• **Work to be completed**
Can you give all the records again without altering a single character?

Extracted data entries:
[START]

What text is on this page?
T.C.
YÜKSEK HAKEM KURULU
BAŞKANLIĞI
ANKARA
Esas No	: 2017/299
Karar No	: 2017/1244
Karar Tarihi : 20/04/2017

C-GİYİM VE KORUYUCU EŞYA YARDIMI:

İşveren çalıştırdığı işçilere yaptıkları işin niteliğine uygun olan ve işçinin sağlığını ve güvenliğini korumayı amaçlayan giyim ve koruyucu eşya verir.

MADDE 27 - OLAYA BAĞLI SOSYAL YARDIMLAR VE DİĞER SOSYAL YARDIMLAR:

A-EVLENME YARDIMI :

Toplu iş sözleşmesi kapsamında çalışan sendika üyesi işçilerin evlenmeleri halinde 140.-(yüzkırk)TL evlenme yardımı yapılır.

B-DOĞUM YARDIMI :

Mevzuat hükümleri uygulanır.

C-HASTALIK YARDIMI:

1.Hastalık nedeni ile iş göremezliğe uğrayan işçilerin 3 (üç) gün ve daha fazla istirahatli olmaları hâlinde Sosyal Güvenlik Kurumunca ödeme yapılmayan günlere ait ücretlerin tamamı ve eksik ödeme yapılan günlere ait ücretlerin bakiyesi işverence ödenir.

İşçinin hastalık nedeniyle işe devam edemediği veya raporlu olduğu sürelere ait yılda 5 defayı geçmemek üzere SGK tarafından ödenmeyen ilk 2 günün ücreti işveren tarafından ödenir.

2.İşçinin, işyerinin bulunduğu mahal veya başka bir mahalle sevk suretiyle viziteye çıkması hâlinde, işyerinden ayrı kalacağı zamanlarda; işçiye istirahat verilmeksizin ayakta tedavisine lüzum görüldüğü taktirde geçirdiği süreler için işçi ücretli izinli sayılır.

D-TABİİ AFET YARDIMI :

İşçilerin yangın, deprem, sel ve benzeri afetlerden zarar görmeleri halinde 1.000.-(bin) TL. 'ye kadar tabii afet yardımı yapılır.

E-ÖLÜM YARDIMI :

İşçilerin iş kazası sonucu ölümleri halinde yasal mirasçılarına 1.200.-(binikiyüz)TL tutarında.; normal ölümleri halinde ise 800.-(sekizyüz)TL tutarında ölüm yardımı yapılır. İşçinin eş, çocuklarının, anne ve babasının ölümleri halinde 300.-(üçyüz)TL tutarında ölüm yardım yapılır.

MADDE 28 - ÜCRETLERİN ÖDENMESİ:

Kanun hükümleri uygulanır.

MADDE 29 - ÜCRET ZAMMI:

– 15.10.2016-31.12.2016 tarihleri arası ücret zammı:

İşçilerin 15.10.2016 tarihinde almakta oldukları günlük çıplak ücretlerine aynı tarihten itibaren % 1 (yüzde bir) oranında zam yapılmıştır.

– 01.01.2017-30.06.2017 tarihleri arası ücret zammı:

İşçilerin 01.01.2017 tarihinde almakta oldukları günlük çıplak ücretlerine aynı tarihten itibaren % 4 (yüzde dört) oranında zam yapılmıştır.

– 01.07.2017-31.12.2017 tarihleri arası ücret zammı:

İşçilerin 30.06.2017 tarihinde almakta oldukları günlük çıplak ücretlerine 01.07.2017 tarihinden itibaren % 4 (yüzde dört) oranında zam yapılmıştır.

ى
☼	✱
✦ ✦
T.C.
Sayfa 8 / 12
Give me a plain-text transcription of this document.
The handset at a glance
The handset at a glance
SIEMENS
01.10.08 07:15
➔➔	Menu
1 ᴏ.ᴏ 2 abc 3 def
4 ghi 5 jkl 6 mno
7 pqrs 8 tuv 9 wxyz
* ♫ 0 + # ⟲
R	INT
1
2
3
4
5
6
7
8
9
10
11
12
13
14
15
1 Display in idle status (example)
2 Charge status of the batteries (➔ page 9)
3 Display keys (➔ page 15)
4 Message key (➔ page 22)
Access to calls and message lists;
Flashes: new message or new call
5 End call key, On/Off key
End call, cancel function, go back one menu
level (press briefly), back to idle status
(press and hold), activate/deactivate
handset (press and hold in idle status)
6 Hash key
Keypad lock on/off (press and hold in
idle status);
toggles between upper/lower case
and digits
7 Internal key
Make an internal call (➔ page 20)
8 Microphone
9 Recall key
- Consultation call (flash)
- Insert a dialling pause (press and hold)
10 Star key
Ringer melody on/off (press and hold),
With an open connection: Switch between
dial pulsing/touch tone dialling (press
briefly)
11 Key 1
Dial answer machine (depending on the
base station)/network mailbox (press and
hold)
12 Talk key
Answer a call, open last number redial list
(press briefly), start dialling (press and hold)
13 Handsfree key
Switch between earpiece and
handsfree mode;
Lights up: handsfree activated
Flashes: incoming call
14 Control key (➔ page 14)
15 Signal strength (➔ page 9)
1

[END]

• **Reply**
What text is on this page?
T.C.
YÜKSEK HAKEM KURULU
BAŞKANLIĞI
ANKARA
Esas No	: 2017/299
Karar No	: 2017/1244
Karar Tarihi : 20/04/2017

C-GİYİM VE KORUYUCU EŞYA YARDIMI:

İşveren çalıştırdığı işçilere yaptıkları işin niteliğine uygun olan ve işçinin sağlığını ve güvenliğini korumayı amaçlayan giyim ve koruyucu eşya verir.

MADDE 27 - OLAYA BAĞLI SOSYAL YARDIMLAR VE DİĞER SOSYAL YARDIMLAR:

A-EVLENME YARDIMI :

Toplu iş sözleşmesi kapsamında çalışan sendika üyesi işçilerin evlenmeleri halinde 140.-(yüzkırk)TL evlenme yardımı yapılır.

B-DOĞUM YARDIMI :

Mevzuat hükümleri uygulanır.

C-HASTALIK YARDIMI:

1.Hastalık nedeni ile iş göremezliğe uğrayan işçilerin 3 (üç) gün ve daha fazla istirahatli olmaları hâlinde Sosyal Güvenlik Kurumunca ödeme yapılmayan günlere ait ücretlerin tamamı ve eksik ödeme yapılan günlere ait ücretlerin bakiyesi işverence ödenir.

İşçinin hastalık nedeniyle işe devam edemediği veya raporlu olduğu sürelere ait yılda 5 defayı geçmemek üzere SGK tarafından ödenmeyen ilk 2 günün ücreti işveren tarafından ödenir.

2.İşçinin, işyerinin bulunduğu mahal veya başka bir mahalle sevk suretiyle viziteye çıkması hâlinde, işyerinden ayrı kalacağı zamanlarda; işçiye istirahat verilmeksizin ayakta tedavisine lüzum görüldüğü taktirde geçirdiği süreler için işçi ücretli izinli sayılır.

D-TABİİ AFET YARDIMI :

İşçilerin yangın, deprem, sel ve benzeri afetlerden zarar görmeleri halinde 1.000.-(bin) TL. 'ye kadar tabii afet yardımı yapılır.

E-ÖLÜM YARDIMI :

İşçilerin iş kazası sonucu ölümleri halinde yasal mirasçılarına 1.200.-(binikiyüz)TL tutarında.; normal ölümleri halinde ise 800.-(sekizyüz)TL tutarında ölüm yardımı yapılır. İşçinin eş, çocuklarının, anne ve babasının ölümleri halinde 300.-(üçyüz)TL tutarında ölüm yardım yapılır.

MADDE 28 - ÜCRETLERİN ÖDENMESİ:

Kanun hükümleri uygulanır.

MADDE 29 - ÜCRET ZAMMI:

– 15.10.2016-31.12.2016 tarihleri arası ücret zammı:

İşçilerin 15.10.2016 tarihinde almakta oldukları günlük çıplak ücretlerine aynı tarihten itibaren % 1 (yüzde bir) oranında zam yapılmıştır.

– 01.01.2017-30.06.2017 tarihleri arası ücret zammı:

İşçilerin 01.01.2017 tarihinde almakta oldukları günlük çıplak ücretlerine aynı tarihten itibaren % 4 (yüzde dört) oranında zam yapılmıştır.

– 01.07.2017-31.12.2017 tarihleri arası ücret zammı:

İşçilerin 30.06.2017 tarihinde almakta oldukları günlük çıplak ücretlerine 01.07.2017 tarihinden itibaren % 4 (yüzde dört) oranında zam yapılmıştır.

ى
☼	✱
✦ ✦
T.C.
Sayfa 8 / 12
Give me a plain-text transcription of this document.
The handset at a glance
The handset at a glance
SIEMENS
01.10.08 07:15
➔➔	Menu
1 ᴏ.ᴏ 2 abc 3 def
4 ghi 5 jkl 6 mno
7 pqrs 8 tuv 9 wxyz
* ♫ 0 + # ⟲
R	INT
1
2
3
4
5
6
7
8
9
10
11
12
13
14
15
1 Display in idle status (example)
2 Charge status of the batteries (➔ page 9)
3 Display keys (➔ page 15)
4 Message key (➔ page 22)
Access to calls and message lists;
Flashes: new message or new call
5 End call key, On/Off key
End call, cancel function, go back one menu
level (press briefly), back to idle status
(press and hold), activate/deactivate
handset (press and hold in idle status)
6 Hash key
Keypad lock on/off (press and hold in
idle status);
toggles between upper/lower case
and digits
7 Internal key
Make an internal call (➔ page 20)
8 Microphone
9 Recall key
- Consultation call (flash)
- Insert a dialling pause (press and hold)
10 Star key
Ringer melody on/off (press and hold),
With an open connection: Switch between
dial pulsing/touch tone dialling (press
briefly)
11 Key 1
Dial answer machine (depending on the
base station)/network mailbox (press and
hold)
12 Talk key
Answer a call, open last number redial list
(press briefly), start dialling (press and hold)
13 Handsfree key
Switch between earpiece and
handsfree mode;
Lights up: handsfree activated
Flashes: incoming call
14 Control key (➔ page 14)
15 Signal strength (➔ page 9)
1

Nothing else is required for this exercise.